■ Written exercise
Among the lines below, count those with "here". Give the total alone.

■ Given entries
↓↓↓
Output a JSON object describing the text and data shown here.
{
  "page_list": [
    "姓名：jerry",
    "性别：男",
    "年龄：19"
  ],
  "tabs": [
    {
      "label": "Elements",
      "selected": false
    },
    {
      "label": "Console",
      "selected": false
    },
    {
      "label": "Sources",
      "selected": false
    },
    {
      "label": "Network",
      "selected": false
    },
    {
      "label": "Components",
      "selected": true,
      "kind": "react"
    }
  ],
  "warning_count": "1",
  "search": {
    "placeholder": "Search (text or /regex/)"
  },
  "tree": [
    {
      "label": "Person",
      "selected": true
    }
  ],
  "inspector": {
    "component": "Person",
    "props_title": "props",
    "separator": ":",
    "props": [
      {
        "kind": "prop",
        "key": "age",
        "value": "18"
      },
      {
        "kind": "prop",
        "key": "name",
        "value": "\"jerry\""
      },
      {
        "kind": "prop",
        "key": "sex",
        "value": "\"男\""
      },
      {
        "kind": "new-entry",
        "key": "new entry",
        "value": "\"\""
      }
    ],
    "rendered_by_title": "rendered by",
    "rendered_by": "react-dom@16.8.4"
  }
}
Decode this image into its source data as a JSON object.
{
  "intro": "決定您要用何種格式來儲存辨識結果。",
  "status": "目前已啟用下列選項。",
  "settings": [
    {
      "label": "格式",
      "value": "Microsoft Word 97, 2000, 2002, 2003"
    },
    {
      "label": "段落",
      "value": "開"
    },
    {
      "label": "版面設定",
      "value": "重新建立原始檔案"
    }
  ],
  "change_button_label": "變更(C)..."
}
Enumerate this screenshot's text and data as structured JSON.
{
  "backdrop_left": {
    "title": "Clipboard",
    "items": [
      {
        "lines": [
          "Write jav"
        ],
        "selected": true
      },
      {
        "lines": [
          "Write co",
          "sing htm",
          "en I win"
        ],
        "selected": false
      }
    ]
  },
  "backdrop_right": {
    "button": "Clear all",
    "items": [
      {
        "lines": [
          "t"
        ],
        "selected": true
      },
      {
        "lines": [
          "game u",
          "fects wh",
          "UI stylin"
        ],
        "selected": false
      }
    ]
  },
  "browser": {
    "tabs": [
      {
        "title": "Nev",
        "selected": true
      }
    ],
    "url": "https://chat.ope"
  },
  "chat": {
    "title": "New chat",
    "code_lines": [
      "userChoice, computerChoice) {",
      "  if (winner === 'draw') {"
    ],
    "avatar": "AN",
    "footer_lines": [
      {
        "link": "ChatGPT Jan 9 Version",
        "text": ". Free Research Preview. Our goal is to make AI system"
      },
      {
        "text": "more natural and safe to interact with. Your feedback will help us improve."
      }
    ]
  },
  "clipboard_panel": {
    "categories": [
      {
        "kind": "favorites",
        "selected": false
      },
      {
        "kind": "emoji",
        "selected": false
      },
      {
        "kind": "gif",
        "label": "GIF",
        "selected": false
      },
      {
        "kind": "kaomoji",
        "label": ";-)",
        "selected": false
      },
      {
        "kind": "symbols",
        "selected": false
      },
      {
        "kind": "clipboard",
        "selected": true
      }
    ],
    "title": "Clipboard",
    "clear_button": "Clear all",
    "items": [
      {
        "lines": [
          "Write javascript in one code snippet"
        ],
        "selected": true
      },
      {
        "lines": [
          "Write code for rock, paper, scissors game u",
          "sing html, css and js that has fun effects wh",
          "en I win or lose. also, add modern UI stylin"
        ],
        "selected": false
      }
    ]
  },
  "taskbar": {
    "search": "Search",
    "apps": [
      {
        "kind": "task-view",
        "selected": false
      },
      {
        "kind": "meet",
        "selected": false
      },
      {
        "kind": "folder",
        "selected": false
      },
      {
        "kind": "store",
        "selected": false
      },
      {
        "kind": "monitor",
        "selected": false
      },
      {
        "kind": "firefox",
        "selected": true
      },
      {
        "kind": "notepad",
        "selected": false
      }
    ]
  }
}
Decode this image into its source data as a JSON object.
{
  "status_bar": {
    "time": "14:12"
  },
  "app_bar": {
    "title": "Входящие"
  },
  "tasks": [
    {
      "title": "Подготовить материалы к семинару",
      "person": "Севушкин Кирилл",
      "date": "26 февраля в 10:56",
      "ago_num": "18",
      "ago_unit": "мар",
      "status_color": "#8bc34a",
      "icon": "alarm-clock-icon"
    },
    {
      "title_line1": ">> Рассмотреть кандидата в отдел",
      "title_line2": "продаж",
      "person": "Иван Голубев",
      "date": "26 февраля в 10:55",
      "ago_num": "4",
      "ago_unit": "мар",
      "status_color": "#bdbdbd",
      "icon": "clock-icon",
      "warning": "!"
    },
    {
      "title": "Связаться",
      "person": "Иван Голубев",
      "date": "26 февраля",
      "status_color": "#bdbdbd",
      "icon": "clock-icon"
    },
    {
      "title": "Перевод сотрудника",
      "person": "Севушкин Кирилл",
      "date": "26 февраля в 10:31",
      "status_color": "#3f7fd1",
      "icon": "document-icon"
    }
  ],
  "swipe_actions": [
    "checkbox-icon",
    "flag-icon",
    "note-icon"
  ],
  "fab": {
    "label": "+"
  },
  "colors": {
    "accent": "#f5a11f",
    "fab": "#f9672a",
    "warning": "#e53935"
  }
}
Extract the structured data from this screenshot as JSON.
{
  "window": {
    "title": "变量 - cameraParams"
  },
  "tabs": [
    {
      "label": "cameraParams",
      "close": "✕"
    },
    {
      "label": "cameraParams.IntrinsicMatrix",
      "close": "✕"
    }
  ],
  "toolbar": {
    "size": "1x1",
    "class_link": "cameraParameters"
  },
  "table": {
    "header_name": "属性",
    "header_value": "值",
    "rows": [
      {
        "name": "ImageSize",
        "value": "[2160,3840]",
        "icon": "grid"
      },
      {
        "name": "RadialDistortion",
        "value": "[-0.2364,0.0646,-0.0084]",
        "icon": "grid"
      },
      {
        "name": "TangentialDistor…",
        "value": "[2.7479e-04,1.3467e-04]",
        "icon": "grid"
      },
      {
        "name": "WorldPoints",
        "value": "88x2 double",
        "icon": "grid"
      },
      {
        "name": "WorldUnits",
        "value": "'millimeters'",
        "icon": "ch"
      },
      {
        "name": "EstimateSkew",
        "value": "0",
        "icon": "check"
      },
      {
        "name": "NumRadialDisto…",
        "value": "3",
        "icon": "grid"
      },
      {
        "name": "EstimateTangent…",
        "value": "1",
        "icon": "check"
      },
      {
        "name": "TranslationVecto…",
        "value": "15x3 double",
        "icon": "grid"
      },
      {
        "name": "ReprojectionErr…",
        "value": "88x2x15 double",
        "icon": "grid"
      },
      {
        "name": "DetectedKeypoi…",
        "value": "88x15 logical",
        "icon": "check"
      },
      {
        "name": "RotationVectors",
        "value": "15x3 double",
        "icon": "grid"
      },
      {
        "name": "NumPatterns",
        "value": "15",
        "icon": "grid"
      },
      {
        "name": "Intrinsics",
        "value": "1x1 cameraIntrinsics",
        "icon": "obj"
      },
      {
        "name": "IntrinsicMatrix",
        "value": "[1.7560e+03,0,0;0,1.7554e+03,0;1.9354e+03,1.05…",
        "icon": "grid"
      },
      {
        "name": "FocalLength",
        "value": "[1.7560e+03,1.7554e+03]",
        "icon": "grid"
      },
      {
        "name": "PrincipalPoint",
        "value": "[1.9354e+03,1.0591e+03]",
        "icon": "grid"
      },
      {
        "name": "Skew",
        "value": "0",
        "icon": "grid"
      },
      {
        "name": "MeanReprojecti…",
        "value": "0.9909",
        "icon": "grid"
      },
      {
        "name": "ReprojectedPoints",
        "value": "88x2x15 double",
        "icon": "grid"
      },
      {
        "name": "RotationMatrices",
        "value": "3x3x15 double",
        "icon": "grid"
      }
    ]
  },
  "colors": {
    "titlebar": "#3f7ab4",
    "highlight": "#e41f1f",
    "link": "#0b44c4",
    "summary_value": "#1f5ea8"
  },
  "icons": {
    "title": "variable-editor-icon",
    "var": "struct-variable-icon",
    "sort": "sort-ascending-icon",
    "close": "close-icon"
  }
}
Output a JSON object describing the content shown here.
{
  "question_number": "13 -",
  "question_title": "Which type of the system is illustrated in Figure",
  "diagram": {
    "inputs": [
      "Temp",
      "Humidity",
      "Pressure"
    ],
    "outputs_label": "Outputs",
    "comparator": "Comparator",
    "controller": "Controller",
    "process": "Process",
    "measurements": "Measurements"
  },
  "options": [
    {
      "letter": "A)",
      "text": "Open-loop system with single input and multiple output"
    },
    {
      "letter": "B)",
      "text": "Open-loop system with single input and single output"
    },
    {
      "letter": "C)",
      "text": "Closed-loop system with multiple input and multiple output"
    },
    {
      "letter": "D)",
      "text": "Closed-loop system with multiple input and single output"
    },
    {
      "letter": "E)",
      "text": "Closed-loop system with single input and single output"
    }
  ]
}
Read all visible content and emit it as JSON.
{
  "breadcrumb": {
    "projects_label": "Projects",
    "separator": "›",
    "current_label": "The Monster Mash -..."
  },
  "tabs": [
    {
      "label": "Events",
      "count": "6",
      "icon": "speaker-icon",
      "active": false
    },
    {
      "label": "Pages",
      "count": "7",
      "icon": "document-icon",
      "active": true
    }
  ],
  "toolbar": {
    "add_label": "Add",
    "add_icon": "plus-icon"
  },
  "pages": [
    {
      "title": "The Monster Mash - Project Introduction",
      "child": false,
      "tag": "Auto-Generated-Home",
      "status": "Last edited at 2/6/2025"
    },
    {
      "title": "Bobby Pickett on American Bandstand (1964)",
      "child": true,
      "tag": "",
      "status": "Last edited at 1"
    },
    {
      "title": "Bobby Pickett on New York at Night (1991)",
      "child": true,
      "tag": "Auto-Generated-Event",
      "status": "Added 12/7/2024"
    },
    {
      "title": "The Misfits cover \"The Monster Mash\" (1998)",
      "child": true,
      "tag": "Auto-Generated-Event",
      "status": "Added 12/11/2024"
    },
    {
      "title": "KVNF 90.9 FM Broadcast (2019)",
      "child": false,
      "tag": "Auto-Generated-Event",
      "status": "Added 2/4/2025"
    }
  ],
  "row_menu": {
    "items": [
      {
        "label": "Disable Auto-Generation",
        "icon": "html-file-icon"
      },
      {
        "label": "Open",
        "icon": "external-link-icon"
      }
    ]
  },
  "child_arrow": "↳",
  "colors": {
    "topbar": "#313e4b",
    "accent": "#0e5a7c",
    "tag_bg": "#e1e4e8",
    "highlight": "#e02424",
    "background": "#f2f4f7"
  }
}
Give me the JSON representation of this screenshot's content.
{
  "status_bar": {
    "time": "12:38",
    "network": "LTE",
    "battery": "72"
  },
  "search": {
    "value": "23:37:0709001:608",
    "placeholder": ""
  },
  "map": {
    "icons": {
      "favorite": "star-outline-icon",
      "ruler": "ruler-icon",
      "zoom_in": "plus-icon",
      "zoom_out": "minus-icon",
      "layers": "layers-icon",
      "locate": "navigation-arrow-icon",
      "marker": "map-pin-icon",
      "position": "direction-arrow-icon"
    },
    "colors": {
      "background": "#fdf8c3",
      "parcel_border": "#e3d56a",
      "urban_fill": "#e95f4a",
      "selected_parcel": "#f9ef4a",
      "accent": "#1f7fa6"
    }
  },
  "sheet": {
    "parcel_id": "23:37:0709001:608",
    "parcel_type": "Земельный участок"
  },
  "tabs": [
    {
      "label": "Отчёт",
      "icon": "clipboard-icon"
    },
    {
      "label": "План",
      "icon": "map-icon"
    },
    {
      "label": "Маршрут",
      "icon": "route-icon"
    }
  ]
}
↑↑↑
■ Output of the exercise
2